#### Stated exercise:
Search the material for the string "width" and copy each line where it occurs.

[Extracted data entries]
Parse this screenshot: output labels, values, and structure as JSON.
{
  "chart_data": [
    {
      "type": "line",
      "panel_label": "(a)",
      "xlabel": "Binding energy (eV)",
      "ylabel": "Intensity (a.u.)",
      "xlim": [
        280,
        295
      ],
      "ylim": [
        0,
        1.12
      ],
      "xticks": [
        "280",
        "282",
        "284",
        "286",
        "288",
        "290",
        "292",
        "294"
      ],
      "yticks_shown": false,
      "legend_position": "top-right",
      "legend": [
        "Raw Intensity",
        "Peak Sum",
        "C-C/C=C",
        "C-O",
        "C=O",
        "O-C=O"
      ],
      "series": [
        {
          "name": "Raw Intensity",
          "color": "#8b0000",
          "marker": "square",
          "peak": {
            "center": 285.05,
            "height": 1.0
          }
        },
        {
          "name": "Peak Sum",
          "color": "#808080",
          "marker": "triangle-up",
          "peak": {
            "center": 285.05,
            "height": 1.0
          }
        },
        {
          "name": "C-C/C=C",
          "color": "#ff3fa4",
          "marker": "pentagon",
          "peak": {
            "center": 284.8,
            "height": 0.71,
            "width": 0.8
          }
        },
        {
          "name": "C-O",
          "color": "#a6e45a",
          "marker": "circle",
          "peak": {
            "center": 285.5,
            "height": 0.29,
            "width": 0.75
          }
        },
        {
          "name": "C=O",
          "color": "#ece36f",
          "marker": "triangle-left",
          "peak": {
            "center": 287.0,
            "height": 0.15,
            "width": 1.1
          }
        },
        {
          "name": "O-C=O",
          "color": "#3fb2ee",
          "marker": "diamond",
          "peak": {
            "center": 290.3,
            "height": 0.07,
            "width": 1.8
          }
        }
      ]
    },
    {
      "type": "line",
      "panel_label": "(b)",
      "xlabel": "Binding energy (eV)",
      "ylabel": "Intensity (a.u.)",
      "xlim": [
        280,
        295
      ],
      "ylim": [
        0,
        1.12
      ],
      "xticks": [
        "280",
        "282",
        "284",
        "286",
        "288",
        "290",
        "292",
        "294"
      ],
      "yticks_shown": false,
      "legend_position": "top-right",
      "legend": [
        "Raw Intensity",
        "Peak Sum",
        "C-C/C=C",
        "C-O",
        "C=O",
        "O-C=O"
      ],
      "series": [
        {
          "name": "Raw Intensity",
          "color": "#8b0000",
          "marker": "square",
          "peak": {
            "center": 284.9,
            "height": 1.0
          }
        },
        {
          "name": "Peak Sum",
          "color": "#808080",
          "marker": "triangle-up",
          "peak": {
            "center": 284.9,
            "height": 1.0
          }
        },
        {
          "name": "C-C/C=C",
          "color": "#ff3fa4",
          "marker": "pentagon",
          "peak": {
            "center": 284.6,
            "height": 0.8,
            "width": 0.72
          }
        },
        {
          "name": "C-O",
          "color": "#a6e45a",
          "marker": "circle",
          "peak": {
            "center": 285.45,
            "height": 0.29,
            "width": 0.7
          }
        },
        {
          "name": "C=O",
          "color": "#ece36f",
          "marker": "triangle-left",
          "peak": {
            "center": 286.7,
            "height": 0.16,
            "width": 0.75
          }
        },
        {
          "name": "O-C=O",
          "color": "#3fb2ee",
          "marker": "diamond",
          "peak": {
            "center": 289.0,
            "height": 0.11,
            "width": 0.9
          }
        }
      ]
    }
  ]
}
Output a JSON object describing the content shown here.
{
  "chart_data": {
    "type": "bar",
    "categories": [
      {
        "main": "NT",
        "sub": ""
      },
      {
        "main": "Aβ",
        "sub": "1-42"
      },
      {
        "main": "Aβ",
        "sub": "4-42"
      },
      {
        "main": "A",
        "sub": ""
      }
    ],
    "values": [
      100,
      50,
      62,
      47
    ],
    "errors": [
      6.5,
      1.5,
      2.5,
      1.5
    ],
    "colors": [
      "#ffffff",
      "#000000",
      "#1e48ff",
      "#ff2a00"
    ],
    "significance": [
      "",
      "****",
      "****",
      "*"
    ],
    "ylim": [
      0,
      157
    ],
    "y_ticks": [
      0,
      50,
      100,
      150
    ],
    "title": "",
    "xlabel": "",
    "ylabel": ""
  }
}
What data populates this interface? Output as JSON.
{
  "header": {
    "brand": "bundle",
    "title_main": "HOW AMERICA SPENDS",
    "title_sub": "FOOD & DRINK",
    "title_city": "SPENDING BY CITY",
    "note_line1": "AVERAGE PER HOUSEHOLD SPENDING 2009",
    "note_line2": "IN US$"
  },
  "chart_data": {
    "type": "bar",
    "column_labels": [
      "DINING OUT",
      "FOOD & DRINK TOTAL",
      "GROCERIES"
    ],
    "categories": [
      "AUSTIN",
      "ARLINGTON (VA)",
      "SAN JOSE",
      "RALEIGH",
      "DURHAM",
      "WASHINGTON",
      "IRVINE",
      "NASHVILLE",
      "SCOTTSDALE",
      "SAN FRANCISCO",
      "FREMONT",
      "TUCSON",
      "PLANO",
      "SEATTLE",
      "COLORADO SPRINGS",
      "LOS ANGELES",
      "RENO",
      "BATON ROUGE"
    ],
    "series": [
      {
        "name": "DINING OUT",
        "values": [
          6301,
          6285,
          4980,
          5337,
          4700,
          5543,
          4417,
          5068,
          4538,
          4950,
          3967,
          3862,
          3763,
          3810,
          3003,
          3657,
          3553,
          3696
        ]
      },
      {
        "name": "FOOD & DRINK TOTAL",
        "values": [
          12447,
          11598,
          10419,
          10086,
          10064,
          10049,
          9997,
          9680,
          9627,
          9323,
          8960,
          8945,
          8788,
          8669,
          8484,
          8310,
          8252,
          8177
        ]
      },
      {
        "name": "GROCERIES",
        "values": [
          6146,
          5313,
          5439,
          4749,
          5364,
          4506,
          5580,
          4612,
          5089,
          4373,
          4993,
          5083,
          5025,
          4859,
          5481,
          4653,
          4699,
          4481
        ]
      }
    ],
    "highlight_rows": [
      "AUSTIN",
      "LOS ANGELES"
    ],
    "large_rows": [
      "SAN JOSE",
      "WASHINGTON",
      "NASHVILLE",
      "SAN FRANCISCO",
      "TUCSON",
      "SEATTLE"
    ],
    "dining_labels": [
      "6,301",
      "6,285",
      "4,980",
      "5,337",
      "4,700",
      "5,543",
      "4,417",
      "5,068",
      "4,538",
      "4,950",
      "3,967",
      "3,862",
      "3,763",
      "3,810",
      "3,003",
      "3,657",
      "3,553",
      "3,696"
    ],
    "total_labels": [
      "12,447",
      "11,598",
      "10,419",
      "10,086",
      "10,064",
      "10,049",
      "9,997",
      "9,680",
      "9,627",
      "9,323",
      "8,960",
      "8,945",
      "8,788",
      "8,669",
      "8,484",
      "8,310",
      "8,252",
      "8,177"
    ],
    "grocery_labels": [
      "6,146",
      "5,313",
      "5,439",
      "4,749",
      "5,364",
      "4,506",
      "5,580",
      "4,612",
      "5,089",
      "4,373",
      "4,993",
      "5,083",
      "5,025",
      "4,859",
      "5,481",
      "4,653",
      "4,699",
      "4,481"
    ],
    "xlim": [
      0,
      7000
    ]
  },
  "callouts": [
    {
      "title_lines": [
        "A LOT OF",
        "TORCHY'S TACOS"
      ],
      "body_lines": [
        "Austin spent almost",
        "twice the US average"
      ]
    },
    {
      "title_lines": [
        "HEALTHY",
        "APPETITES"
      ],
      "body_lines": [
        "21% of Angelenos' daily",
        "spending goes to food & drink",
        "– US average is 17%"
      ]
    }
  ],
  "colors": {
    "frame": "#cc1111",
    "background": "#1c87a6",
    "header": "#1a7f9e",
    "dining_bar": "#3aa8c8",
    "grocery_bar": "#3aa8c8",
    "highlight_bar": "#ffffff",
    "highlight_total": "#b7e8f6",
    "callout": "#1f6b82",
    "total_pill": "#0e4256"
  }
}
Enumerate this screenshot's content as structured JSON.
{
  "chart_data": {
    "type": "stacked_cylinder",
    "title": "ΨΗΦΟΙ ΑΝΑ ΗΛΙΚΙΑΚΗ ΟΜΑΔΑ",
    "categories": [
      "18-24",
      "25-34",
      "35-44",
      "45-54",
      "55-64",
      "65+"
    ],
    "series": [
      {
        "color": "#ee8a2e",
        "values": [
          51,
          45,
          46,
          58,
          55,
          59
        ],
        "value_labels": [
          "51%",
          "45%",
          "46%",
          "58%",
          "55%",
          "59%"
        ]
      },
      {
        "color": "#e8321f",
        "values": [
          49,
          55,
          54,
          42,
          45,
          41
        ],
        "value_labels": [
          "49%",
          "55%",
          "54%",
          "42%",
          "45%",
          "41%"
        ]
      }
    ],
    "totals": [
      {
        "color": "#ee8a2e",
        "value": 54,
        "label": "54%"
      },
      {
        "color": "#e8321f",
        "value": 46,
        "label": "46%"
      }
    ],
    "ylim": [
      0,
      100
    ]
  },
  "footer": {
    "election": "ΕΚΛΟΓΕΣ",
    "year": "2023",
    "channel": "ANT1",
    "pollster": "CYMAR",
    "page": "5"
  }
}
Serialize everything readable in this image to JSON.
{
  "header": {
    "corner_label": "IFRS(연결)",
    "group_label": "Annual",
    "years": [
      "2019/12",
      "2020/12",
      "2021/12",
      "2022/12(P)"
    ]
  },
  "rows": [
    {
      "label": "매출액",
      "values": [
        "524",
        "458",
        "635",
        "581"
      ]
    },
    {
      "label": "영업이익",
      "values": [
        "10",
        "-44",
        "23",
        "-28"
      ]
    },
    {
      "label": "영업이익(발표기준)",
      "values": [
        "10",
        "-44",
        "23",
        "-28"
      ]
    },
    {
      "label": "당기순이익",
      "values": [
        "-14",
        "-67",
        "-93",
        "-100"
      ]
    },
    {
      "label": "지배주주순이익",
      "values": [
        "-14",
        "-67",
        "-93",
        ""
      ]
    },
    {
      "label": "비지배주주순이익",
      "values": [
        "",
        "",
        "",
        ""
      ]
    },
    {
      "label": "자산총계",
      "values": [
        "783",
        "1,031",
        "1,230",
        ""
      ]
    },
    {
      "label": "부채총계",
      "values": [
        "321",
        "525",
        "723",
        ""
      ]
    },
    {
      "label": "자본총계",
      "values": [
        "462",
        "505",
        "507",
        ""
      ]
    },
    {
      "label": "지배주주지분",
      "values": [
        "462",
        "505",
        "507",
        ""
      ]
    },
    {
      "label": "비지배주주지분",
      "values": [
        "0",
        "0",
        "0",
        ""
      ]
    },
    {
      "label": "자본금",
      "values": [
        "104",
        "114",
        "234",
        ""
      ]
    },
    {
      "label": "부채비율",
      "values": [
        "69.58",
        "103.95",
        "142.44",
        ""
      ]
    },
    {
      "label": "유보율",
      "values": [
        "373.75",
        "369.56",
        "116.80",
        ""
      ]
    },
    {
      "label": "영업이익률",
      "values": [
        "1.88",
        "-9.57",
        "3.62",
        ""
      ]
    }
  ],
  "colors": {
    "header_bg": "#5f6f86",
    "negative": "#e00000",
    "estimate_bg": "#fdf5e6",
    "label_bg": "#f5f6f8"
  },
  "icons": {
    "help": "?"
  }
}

#### Solved exercise:
            "width": 0.8
            "width": 0.75
            "width": 1.1
            "width": 1.8
            "width": 0.72
            "width": 0.7
            "width": 0.75
            "width": 0.9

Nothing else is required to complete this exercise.